[INSTRUCTION] Write out, precisely and in full, each line of the material.

┌─ SUPPLIED DATA

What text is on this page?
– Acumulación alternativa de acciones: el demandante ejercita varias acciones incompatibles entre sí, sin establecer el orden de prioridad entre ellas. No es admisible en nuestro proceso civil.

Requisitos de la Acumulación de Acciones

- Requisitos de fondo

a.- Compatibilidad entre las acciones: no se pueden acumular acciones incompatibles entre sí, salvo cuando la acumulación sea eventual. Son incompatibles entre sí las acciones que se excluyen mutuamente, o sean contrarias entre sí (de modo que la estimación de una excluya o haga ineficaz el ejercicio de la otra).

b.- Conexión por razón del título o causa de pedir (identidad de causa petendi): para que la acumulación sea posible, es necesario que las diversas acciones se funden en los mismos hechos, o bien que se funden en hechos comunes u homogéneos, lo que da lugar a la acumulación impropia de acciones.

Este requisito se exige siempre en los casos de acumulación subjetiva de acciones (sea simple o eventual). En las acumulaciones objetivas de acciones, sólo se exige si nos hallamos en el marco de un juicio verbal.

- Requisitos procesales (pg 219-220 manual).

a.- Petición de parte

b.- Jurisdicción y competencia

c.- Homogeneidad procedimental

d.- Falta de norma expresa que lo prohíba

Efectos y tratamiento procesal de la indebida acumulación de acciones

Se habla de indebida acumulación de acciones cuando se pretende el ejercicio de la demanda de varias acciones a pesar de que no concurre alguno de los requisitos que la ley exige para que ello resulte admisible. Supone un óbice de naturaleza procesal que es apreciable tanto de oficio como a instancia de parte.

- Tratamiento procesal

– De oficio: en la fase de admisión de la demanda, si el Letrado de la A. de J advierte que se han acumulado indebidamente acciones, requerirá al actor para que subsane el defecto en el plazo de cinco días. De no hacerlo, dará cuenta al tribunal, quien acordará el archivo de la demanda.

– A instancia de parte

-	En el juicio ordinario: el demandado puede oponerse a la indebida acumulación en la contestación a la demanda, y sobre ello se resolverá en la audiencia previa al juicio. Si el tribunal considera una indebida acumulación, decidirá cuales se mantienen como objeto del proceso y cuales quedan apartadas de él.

└─

[EXERCISE RESULT]
What text is on this page?
– Acumulación alternativa de acciones: el demandante ejercita varias acciones incompatibles entre sí, sin establecer el orden de prioridad entre ellas. No es admisible en nuestro proceso civil.

Requisitos de la Acumulación de Acciones

- Requisitos de fondo

a.- Compatibilidad entre las acciones: no se pueden acumular acciones incompatibles entre sí, salvo cuando la acumulación sea eventual. Son incompatibles entre sí las acciones que se excluyen mutuamente, o sean contrarias entre sí (de modo que la estimación de una excluya o haga ineficaz el ejercicio de la otra).

b.- Conexión por razón del título o causa de pedir (identidad de causa petendi): para que la acumulación sea posible, es necesario que las diversas acciones se funden en los mismos hechos, o bien que se funden en hechos comunes u homogéneos, lo que da lugar a la acumulación impropia de acciones.

Este requisito se exige siempre en los casos de acumulación subjetiva de acciones (sea simple o eventual). En las acumulaciones objetivas de acciones, sólo se exige si nos hallamos en el marco de un juicio verbal.

- Requisitos procesales (pg 219-220 manual).

a.- Petición de parte

b.- Jurisdicción y competencia

c.- Homogeneidad procedimental

d.- Falta de norma expresa que lo prohíba

Efectos y tratamiento procesal de la indebida acumulación de acciones

Se habla de indebida acumulación de acciones cuando se pretende el ejercicio de la demanda de varias acciones a pesar de que no concurre alguno de los requisitos que la ley exige para que ello resulte admisible. Supone un óbice de naturaleza procesal que es apreciable tanto de oficio como a instancia de parte.

- Tratamiento procesal

– De oficio: en la fase de admisión de la demanda, si el Letrado de la A. de J advierte que se han acumulado indebidamente acciones, requerirá al actor para que subsane el defecto en el plazo de cinco días. De no hacerlo, dará cuenta al tribunal, quien acordará el archivo de la demanda.

– A instancia de parte

-	En el juicio ordinario: el demandado puede oponerse a la indebida acumulación en la contestación a la demanda, y sobre ello se resolverá en la audiencia previa al juicio. Si el tribunal considera una indebida acumulación, decidirá cuales se mantienen como objeto del proceso y cuales quedan apartadas de él.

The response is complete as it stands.